** Exercise prompt **
State how many lines include "JSON", giving the number by itself.

** Given entries **
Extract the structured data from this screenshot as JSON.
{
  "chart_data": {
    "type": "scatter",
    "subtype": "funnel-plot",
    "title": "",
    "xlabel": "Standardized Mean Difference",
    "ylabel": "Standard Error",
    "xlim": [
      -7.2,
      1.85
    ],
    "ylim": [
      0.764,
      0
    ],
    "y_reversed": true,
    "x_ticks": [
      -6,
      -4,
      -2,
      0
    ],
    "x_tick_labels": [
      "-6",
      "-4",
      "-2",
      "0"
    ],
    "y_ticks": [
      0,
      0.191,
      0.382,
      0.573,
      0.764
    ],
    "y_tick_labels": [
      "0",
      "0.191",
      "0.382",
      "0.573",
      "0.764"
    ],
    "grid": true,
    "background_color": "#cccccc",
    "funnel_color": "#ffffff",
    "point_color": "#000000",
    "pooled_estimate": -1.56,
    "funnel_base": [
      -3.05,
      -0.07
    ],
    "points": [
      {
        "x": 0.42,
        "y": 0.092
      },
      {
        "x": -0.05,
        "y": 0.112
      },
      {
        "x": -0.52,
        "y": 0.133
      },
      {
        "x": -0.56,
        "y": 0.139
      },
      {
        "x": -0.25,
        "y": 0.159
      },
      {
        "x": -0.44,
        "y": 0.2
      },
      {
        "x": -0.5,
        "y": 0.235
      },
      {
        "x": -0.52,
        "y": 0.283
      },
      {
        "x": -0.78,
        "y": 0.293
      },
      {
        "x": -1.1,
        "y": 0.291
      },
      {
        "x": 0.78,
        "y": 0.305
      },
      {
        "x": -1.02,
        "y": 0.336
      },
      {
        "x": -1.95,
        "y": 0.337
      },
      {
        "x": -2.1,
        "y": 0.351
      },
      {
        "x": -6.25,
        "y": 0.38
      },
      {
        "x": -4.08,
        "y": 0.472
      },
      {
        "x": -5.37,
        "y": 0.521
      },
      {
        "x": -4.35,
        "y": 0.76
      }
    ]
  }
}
* * *
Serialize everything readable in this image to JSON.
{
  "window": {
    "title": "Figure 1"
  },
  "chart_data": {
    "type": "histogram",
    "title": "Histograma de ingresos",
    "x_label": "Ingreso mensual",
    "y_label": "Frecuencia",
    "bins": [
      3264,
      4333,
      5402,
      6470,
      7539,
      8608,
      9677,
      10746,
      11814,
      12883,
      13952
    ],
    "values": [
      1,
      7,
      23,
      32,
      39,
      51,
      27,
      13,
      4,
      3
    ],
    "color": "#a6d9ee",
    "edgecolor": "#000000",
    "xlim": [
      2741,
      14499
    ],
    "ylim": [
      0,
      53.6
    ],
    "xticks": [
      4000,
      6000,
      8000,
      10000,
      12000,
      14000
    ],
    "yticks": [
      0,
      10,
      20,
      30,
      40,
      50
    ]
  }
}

** Exercise result **
2